PROMPT
With the pictures omitted, write out the entries that follow exactly as they stand.

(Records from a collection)
(begin)

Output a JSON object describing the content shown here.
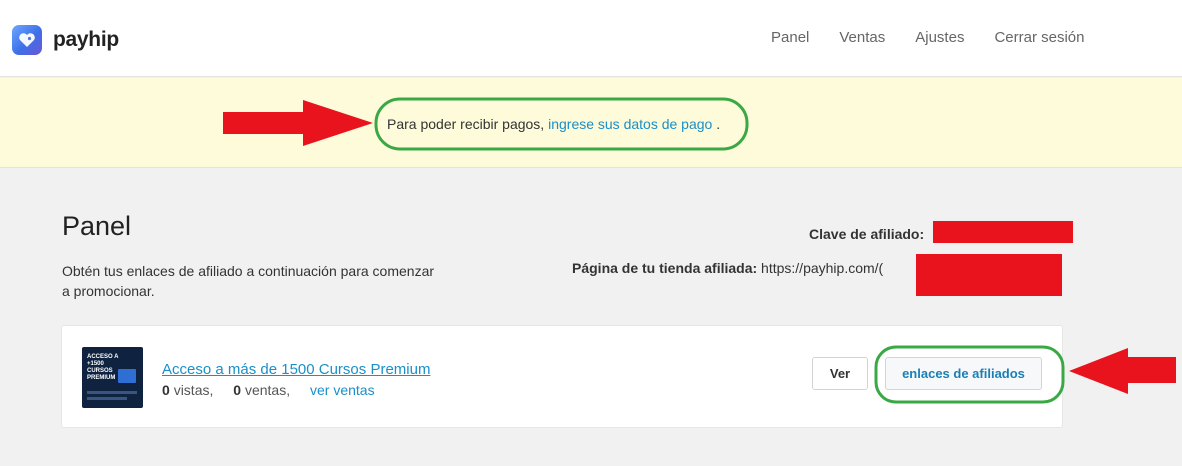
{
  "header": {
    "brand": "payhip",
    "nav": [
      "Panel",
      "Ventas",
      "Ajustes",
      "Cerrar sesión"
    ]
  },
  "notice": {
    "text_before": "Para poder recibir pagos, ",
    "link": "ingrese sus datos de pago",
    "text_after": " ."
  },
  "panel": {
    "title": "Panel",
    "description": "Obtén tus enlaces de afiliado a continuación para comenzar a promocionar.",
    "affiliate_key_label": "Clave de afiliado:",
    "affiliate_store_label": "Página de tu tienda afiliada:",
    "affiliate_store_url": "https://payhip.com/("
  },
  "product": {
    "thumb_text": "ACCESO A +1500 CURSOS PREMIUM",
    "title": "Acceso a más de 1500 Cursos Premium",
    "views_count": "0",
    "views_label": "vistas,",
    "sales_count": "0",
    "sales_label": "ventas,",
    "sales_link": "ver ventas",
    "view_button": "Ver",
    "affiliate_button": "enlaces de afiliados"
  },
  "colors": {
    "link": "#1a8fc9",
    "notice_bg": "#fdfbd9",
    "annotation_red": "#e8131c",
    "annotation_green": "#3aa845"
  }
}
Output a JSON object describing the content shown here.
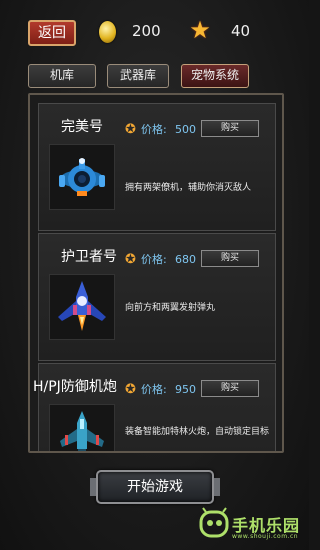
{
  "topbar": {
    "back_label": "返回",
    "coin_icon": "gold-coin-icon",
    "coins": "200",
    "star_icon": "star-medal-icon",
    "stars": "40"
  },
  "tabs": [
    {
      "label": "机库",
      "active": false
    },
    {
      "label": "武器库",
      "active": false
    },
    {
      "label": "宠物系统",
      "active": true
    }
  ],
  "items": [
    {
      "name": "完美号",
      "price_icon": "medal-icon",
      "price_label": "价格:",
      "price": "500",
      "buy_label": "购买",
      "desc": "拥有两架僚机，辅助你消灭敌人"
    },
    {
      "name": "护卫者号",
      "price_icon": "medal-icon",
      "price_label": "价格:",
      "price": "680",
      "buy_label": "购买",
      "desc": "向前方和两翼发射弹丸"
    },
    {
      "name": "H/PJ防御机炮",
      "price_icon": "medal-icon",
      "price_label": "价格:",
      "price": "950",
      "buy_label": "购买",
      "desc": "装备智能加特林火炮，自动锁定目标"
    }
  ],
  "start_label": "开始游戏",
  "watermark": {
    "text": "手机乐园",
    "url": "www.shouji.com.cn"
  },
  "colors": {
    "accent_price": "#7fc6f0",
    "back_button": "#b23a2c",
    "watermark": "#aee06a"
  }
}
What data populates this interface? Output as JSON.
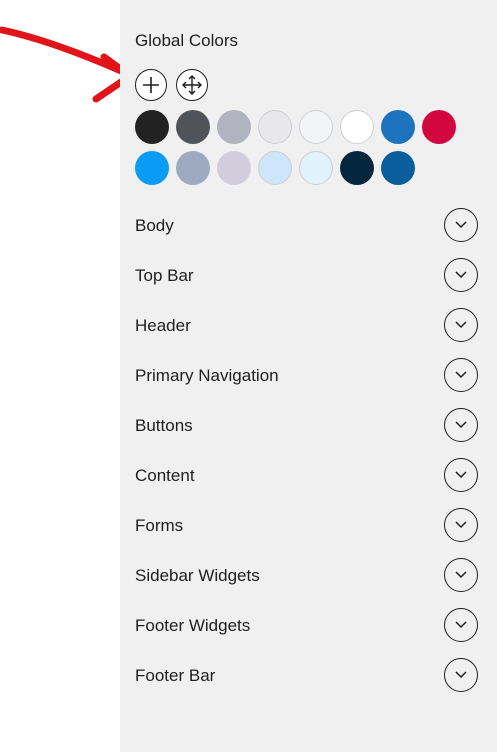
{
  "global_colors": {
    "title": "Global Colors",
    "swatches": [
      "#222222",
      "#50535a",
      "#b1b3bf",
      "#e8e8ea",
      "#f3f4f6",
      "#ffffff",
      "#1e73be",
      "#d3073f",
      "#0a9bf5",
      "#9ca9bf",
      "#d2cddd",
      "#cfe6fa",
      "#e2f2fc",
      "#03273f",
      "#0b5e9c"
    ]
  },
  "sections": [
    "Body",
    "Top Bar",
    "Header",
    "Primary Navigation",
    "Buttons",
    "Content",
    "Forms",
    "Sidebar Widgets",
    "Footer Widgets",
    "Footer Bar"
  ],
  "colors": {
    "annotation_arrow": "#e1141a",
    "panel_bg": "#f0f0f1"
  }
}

(end)

RESULT
Output a JSON object describing the content shown here.
{
  "header": {
    "brand": "payhip",
    "nav": [
      "Panel",
      "Ventas",
      "Ajustes",
      "Cerrar sesión"
    ]
  },
  "notice": {
    "text_before": "Para poder recibir pagos, ",
    "link": "ingrese sus datos de pago",
    "text_after": " ."
  },
  "panel": {
    "title": "Panel",
    "description": "Obtén tus enlaces de afiliado a continuación para comenzar a promocionar.",
    "affiliate_key_label": "Clave de afiliado:",
    "affiliate_store_label": "Página de tu tienda afiliada:",
    "affiliate_store_url": "https://payhip.com/("
  },
  "product": {
    "thumb_text": "ACCESO A +1500 CURSOS PREMIUM",
    "title": "Acceso a más de 1500 Cursos Premium",
    "views_count": "0",
    "views_label": "vistas,",
    "sales_count": "0",
    "sales_label": "ventas,",
    "sales_link": "ver ventas",
    "view_button": "Ver",
    "affiliate_button": "enlaces de afiliados"
  },
  "colors": {
    "link": "#1a8fc9",
    "notice_bg": "#fdfbd9",
    "annotation_red": "#e8131c",
    "annotation_green": "#3aa845"
  }
}
Output a JSON object describing the content shown here.
{
  "topbar": {
    "back_label": "返回",
    "coin_icon": "gold-coin-icon",
    "coins": "200",
    "star_icon": "star-medal-icon",
    "stars": "40"
  },
  "tabs": [
    {
      "label": "机库",
      "active": false
    },
    {
      "label": "武器库",
      "active": false
    },
    {
      "label": "宠物系统",
      "active": true
    }
  ],
  "items": [
    {
      "name": "完美号",
      "price_icon": "medal-icon",
      "price_label": "价格:",
      "price": "500",
      "buy_label": "购买",
      "desc": "拥有两架僚机，辅助你消灭敌人"
    },
    {
      "name": "护卫者号",
      "price_icon": "medal-icon",
      "price_label": "价格:",
      "price": "680",
      "buy_label": "购买",
      "desc": "向前方和两翼发射弹丸"
    },
    {
      "name": "H/PJ防御机炮",
      "price_icon": "medal-icon",
      "price_label": "价格:",
      "price": "950",
      "buy_label": "购买",
      "desc": "装备智能加特林火炮，自动锁定目标"
    }
  ],
  "start_label": "开始游戏",
  "watermark": {
    "text": "手机乐园",
    "url": "www.shouji.com.cn"
  },
  "colors": {
    "accent_price": "#7fc6f0",
    "back_button": "#b23a2c",
    "watermark": "#aee06a"
  }
}
What data populates this interface? Output as JSON.
{
  "global_colors": {
    "title": "Global Colors",
    "swatches": [
      "#222222",
      "#50535a",
      "#b1b3bf",
      "#e8e8ea",
      "#f3f4f6",
      "#ffffff",
      "#1e73be",
      "#d3073f",
      "#0a9bf5",
      "#9ca9bf",
      "#d2cddd",
      "#cfe6fa",
      "#e2f2fc",
      "#03273f",
      "#0b5e9c"
    ]
  },
  "sections": [
    "Body",
    "Top Bar",
    "Header",
    "Primary Navigation",
    "Buttons",
    "Content",
    "Forms",
    "Sidebar Widgets",
    "Footer Widgets",
    "Footer Bar"
  ],
  "colors": {
    "annotation_arrow": "#e1141a",
    "panel_bg": "#f0f0f1"
  }
}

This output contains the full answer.